**Aim of the task**
Copy, in full, each line of the material that holds the word "hajmi".

(Data entries)
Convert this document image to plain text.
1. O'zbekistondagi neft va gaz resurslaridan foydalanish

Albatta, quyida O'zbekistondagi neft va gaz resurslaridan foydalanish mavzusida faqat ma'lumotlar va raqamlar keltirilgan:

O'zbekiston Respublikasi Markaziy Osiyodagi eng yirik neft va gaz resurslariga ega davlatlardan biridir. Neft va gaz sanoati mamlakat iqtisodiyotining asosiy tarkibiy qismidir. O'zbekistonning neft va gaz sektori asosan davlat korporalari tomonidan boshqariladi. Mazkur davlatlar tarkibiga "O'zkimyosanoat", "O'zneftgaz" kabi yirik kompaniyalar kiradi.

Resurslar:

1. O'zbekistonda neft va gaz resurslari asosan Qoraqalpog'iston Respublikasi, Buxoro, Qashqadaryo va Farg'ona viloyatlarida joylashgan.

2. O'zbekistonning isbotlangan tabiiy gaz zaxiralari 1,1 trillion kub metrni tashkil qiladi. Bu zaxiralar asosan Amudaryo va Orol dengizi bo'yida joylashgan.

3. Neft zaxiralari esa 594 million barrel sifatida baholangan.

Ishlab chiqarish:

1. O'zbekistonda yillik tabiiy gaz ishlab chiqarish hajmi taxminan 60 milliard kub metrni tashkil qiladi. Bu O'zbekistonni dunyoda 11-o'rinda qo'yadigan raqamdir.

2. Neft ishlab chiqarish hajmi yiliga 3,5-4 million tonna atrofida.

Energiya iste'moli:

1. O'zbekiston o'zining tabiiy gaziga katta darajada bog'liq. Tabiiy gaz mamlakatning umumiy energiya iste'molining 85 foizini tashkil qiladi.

**Answer to this problem**
1. O'zbekistonda yillik tabiiy gaz ishlab chiqarish hajmi taxminan 60 milliard kub metrni tashkil qiladi. Bu O'zbekistonni dunyoda 11-o'rinda qo'yadigan raqamdir.
2. Neft ishlab chiqarish hajmi yiliga 3,5-4 million tonna atrofida.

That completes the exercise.